-- Descrizione del compito --
Sostituisca "bar-value-label" con "bar-amount-label" in tutto l'elenco e lo riporti lasciando invariato tutto il resto. Non includa le immagini nella risposta.

━━━━━━━━━━━━━━━━━━━━

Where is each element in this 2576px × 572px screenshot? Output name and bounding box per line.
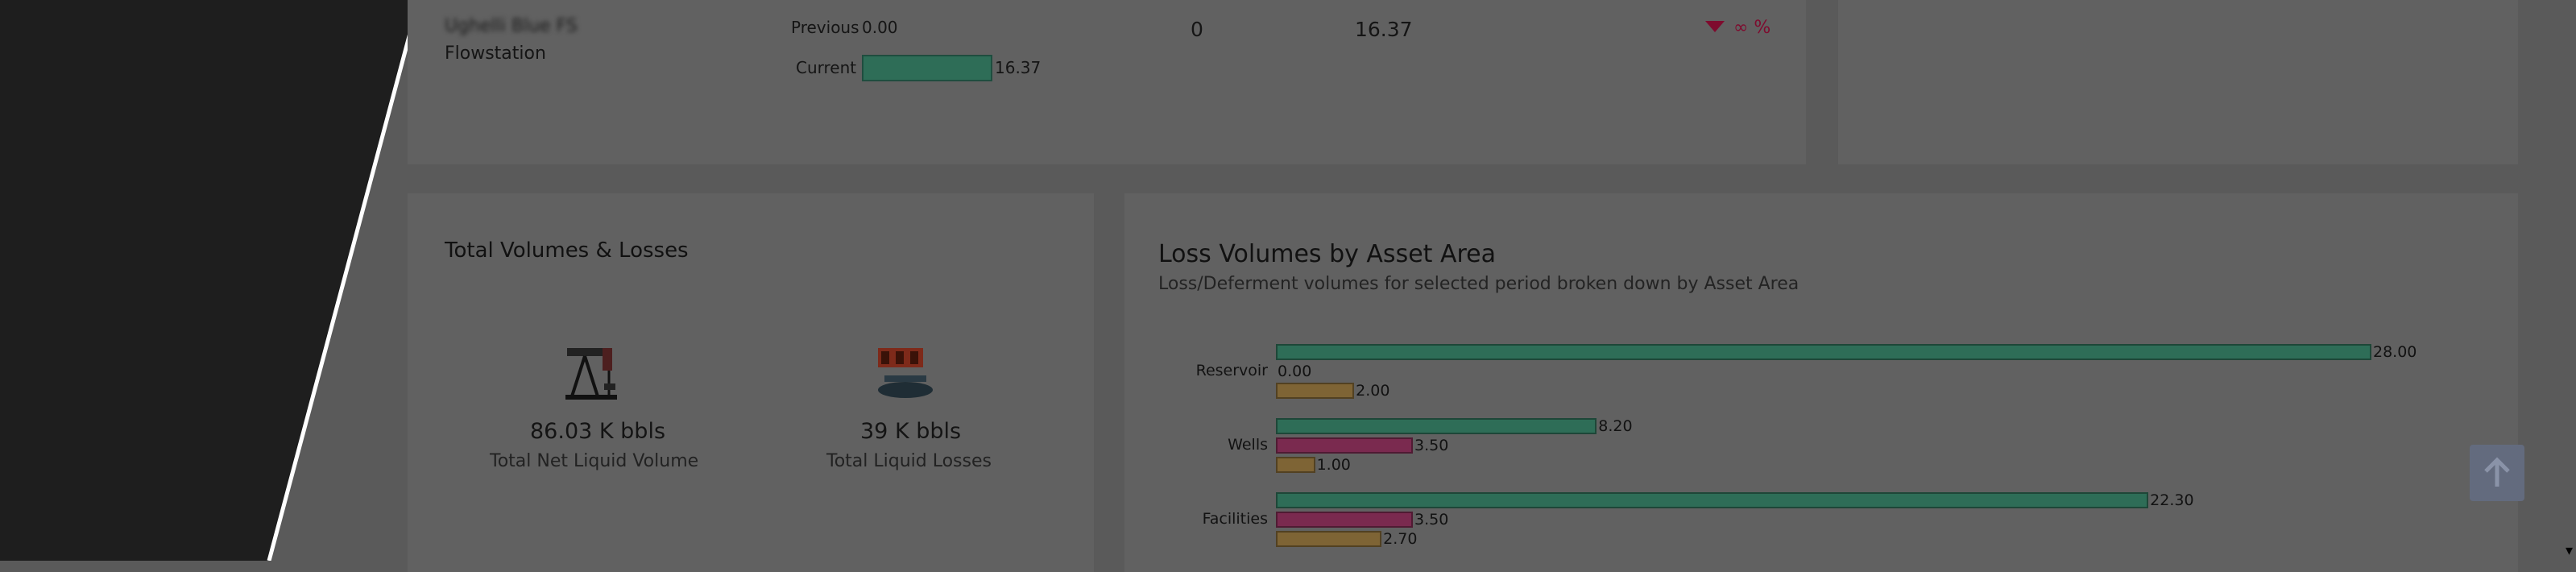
- net-volume-label: Total Net Liquid Volume: [490, 451, 699, 471]
- bar[interactable]: [1276, 457, 1315, 473]
- liquid-losses-value: 39 K bbls: [860, 419, 962, 444]
- arrow-up-icon: [2484, 457, 2510, 487]
- flowstation-type: Flowstation: [445, 44, 546, 64]
- pump-jack-icon: [565, 348, 617, 400]
- chevron-down-icon[interactable]: ▾: [2565, 542, 2573, 559]
- column-a-value: 0: [1191, 18, 1203, 41]
- current-bar: [862, 55, 992, 81]
- side-card: [1838, 0, 2518, 164]
- totals-title: Total Volumes & Losses: [445, 238, 689, 263]
- bar[interactable]: [1276, 512, 1413, 528]
- bar-value-label: 28.00: [2373, 343, 2417, 361]
- bar-value-label: 3.50: [1414, 511, 1449, 528]
- previous-label: Previous: [791, 18, 859, 37]
- category-label: Reservoir: [1195, 362, 1268, 379]
- down-triangle-icon: [1705, 21, 1725, 32]
- change-percent: ∞ %: [1733, 18, 1771, 38]
- category-label: Wells: [1228, 436, 1268, 454]
- flowstation-card: [408, 0, 1806, 164]
- scroll-to-top-button[interactable]: [2470, 445, 2524, 501]
- bar-value-label: 2.00: [1356, 382, 1390, 400]
- bar-value-label: 3.50: [1414, 437, 1449, 454]
- bar[interactable]: [1276, 383, 1355, 399]
- current-value: 16.37: [995, 58, 1042, 77]
- loss-chart-title: Loss Volumes by Asset Area: [1158, 240, 1496, 268]
- bar-value-label: 2.70: [1383, 530, 1418, 548]
- flowstation-name: Ughelli Blue FS: [445, 16, 578, 36]
- pipeline-leak-icon: [878, 348, 933, 398]
- left-panel: [0, 0, 421, 561]
- bar[interactable]: [1276, 418, 1597, 434]
- net-volume-value: 86.03 K bbls: [530, 419, 666, 444]
- bar-value-label: 22.30: [2150, 491, 2194, 509]
- bar-value-label: 0.00: [1278, 363, 1312, 380]
- liquid-losses-label: Total Liquid Losses: [826, 451, 992, 471]
- bar[interactable]: [1276, 344, 2371, 360]
- column-b-value: 16.37: [1355, 18, 1413, 41]
- current-label: Current: [796, 58, 857, 77]
- bar[interactable]: [1276, 531, 1382, 547]
- bar[interactable]: [1276, 492, 2149, 508]
- loss-chart-subtitle: Loss/Deferment volumes for selected peri…: [1158, 274, 1799, 294]
- previous-value: 0.00: [862, 18, 898, 37]
- loss-volumes-card: [1124, 193, 2518, 572]
- category-label: Facilities: [1202, 510, 1268, 528]
- totals-card: [408, 193, 1094, 572]
- bar-value-label: 1.00: [1316, 456, 1351, 474]
- bar-value-label: 8.20: [1598, 417, 1633, 435]
- bar[interactable]: [1276, 437, 1413, 454]
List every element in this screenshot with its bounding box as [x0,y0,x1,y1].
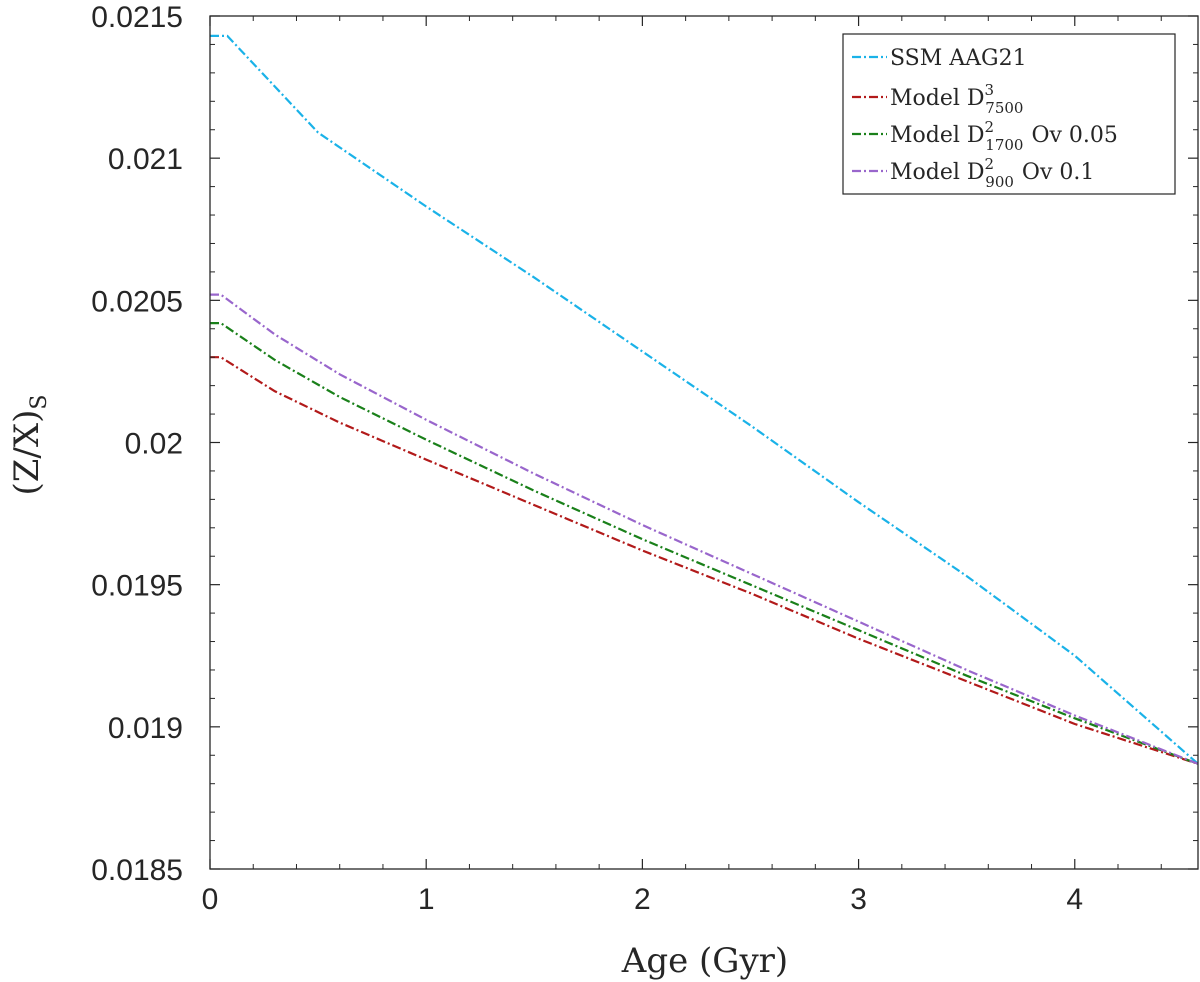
y-tick-label: 0.019 [108,712,183,745]
y-tick-label: 0.021 [108,143,183,176]
y-tick-label: 0.0215 [91,1,183,34]
x-tick-label: 3 [850,883,867,916]
series-line-2 [210,356,1199,765]
legend-label: Model D2 1700 Ov 0.05 [890,118,1118,154]
series-layer [210,34,1199,765]
legend-label: Model D3 7500 [890,81,1023,117]
x-axis-title: Age (Gyr) [621,941,788,981]
legend-label: SSM AAG21 [890,46,1027,71]
legend-box [842,33,1176,195]
y-tick-label: 0.02 [125,428,183,461]
x-tick-label: 1 [418,883,435,916]
legend-label: Model D2 900 Ov 0.1 [890,155,1094,191]
y-tick-label: 0.0185 [91,854,183,887]
y-tick-label: 0.0205 [91,285,183,318]
series-line-1 [210,34,1199,765]
x-tick-label: 4 [1066,883,1083,916]
ticks-layer: 0 1 2 3 4 0.0185 0.019 0.0195 0.02 0.0205 0.021 0.0… [91,1,1198,916]
x-tick-label: 0 [202,883,219,916]
y-axis-title: (Z/X)S [7,395,52,496]
series-line-3 [210,322,1199,765]
x-tick-label: 2 [634,883,651,916]
series-line-4 [210,293,1199,765]
y-tick-label: 0.0195 [91,570,183,603]
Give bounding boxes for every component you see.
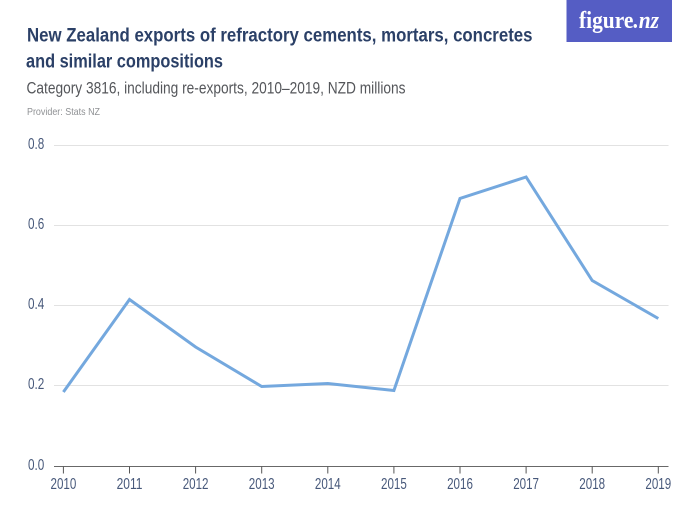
svg-text:0.8: 0.8 — [28, 136, 44, 153]
svg-text:Provider: Stats NZ: Provider: Stats NZ — [27, 106, 100, 118]
svg-text:New Zealand exports of refract: New Zealand exports of refractory cement… — [27, 26, 533, 47]
svg-text:2014: 2014 — [315, 476, 341, 493]
svg-text:2010: 2010 — [51, 476, 77, 493]
svg-text:2018: 2018 — [579, 476, 605, 493]
svg-text:2016: 2016 — [447, 476, 473, 493]
svg-text:2015: 2015 — [381, 476, 407, 493]
svg-text:Category 3816, including re-ex: Category 3816, including re-exports, 201… — [27, 79, 406, 98]
svg-text:2017: 2017 — [513, 476, 539, 493]
svg-text:2011: 2011 — [117, 476, 143, 493]
svg-text:figure.nz: figure.nz — [579, 8, 660, 34]
svg-text:0.0: 0.0 — [28, 457, 44, 474]
svg-text:2013: 2013 — [249, 476, 275, 493]
svg-text:and similar compositions: and similar compositions — [26, 52, 223, 73]
svg-text:2012: 2012 — [183, 476, 209, 493]
svg-text:0.2: 0.2 — [28, 376, 44, 393]
svg-text:2019: 2019 — [645, 476, 671, 493]
svg-text:0.4: 0.4 — [28, 296, 44, 313]
svg-text:0.6: 0.6 — [28, 216, 44, 233]
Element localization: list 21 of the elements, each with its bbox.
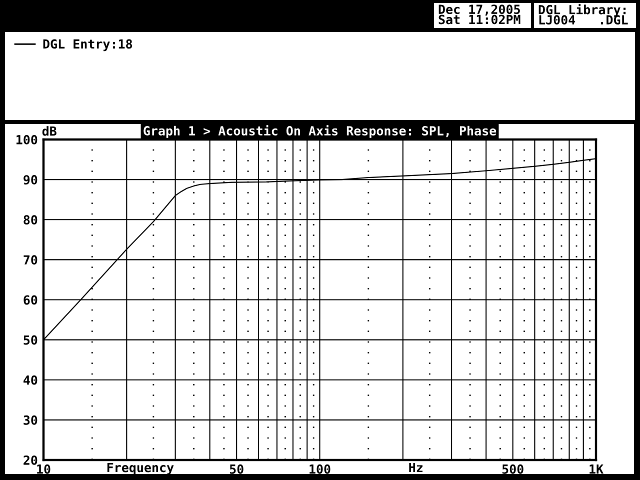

━━━━━━━━━━━━━━━━━━━━

-- Risultato esercizio --
Where is each element in this 2576px × 572px screenshot? Output name and bounding box per line.
- net-volume-label: Total Net Liquid Volume: [490, 451, 699, 471]
- bar[interactable]: [1276, 457, 1315, 473]
- liquid-losses-value: 39 K bbls: [860, 419, 962, 444]
- arrow-up-icon: [2484, 457, 2510, 487]
- flowstation-type: Flowstation: [445, 44, 546, 64]
- pump-jack-icon: [565, 348, 617, 400]
- chevron-down-icon[interactable]: ▾: [2565, 542, 2573, 559]
- column-a-value: 0: [1191, 18, 1203, 41]
- current-bar: [862, 55, 992, 81]
- side-card: [1838, 0, 2518, 164]
- totals-title: Total Volumes & Losses: [445, 238, 689, 263]
- bar[interactable]: [1276, 512, 1413, 528]
- bar-amount-label: 28.00: [2373, 343, 2417, 361]
- bar-amount-label: 3.50: [1414, 511, 1449, 528]
- previous-label: Previous: [791, 18, 859, 37]
- category-label: Reservoir: [1195, 362, 1268, 379]
- down-triangle-icon: [1705, 21, 1725, 32]
- change-percent: ∞ %: [1733, 18, 1771, 38]
- category-label: Wells: [1228, 436, 1268, 454]
- flowstation-card: [408, 0, 1806, 164]
- scroll-to-top-button[interactable]: [2470, 445, 2524, 501]
- bar-amount-label: 2.00: [1356, 382, 1390, 400]
- bar-amount-label: 3.50: [1414, 437, 1449, 454]
- bar[interactable]: [1276, 383, 1355, 399]
- current-value: 16.37: [995, 58, 1042, 77]
- loss-chart-title: Loss Volumes by Asset Area: [1158, 240, 1496, 268]
- bar-amount-label: 2.70: [1383, 530, 1418, 548]
- flowstation-name: Ughelli Blue FS: [445, 16, 578, 36]
- pipeline-leak-icon: [878, 348, 933, 398]
- left-panel: [0, 0, 421, 561]
- bar[interactable]: [1276, 418, 1597, 434]
- net-volume-value: 86.03 K bbls: [530, 419, 666, 444]
- bar-amount-label: 22.30: [2150, 491, 2194, 509]
- bar-amount-label: 0.00: [1278, 363, 1312, 380]
- liquid-losses-label: Total Liquid Losses: [826, 451, 992, 471]
- bar[interactable]: [1276, 344, 2371, 360]
- column-b-value: 16.37: [1355, 18, 1413, 41]
- current-label: Current: [796, 58, 857, 77]
- bar[interactable]: [1276, 531, 1382, 547]
- bar[interactable]: [1276, 492, 2149, 508]
- loss-chart-subtitle: Loss/Deferment volumes for selected peri…: [1158, 274, 1799, 294]
- previous-value: 0.00: [862, 18, 898, 37]
- loss-volumes-card: [1124, 193, 2518, 572]
- category-label: Facilities: [1202, 510, 1268, 528]
- totals-card: [408, 193, 1094, 572]
- bar-amount-label: 1.00: [1316, 456, 1351, 474]
- bar-amount-label: 8.20: [1598, 417, 1633, 435]
- bar[interactable]: [1276, 437, 1413, 454]
List every element in this screenshot with its bounding box as [x0,y0,x1,y1].
y-tick-label: 0.019 [108,712,183,745]
y-tick-label: 0.021 [108,143,183,176]
y-tick-label: 0.0215 [91,1,183,34]
x-tick-label: 3 [850,883,867,916]
series-line-2 [210,356,1199,765]
legend-label: Model D2 1700 Ov 0.05 [890,118,1118,154]
series-layer [210,34,1199,765]
legend-label: Model D3 7500 [890,81,1023,117]
x-axis-title: Age (Gyr) [621,941,788,981]
legend-label: SSM AAG21 [890,46,1027,71]
legend-box [842,33,1176,195]
y-tick-label: 0.02 [125,428,183,461]
x-tick-label: 1 [418,883,435,916]
legend-label: Model D2 900 Ov 0.1 [890,155,1094,191]
y-tick-label: 0.0185 [91,854,183,887]
y-tick-label: 0.0205 [91,285,183,318]
series-line-1 [210,34,1199,765]
x-tick-label: 4 [1066,883,1083,916]
ticks-layer: 0 1 2 3 4 0.0185 0.019 0.0195 0.02 0.0205 0.021 0.0… [91,1,1198,916]
x-tick-label: 0 [202,883,219,916]
y-axis-title: (Z/X)S [7,395,52,496]
series-line-3 [210,322,1199,765]
x-tick-label: 2 [634,883,651,916]
series-line-4 [210,293,1199,765]
y-tick-label: 0.0195 [91,570,183,603]
Give bounding boxes for every component you see.
svg-text:0.8: 0.8 — [28, 136, 44, 153]
svg-text:Provider: Stats NZ: Provider: Stats NZ — [27, 106, 100, 118]
svg-text:New Zealand exports of refract: New Zealand exports of refractory cement… — [27, 26, 533, 47]
svg-text:2014: 2014 — [315, 476, 341, 493]
svg-text:2010: 2010 — [51, 476, 77, 493]
svg-text:2018: 2018 — [579, 476, 605, 493]
svg-text:2016: 2016 — [447, 476, 473, 493]
svg-text:2015: 2015 — [381, 476, 407, 493]
svg-text:Category 3816, including re-ex: Category 3816, including re-exports, 201… — [27, 79, 406, 98]
svg-text:2017: 2017 — [513, 476, 539, 493]
svg-text:2011: 2011 — [117, 476, 143, 493]
svg-text:figure.nz: figure.nz — [579, 8, 660, 34]
svg-text:0.0: 0.0 — [28, 457, 44, 474]
svg-text:2013: 2013 — [249, 476, 275, 493]
svg-text:and similar compositions: and similar compositions — [26, 52, 223, 73]
svg-text:2012: 2012 — [183, 476, 209, 493]
svg-text:0.2: 0.2 — [28, 376, 44, 393]
svg-text:2019: 2019 — [645, 476, 671, 493]
svg-text:0.4: 0.4 — [28, 296, 44, 313]
svg-text:0.6: 0.6 — [28, 216, 44, 233]
Element localization: list 21 of the elements, each with its bbox.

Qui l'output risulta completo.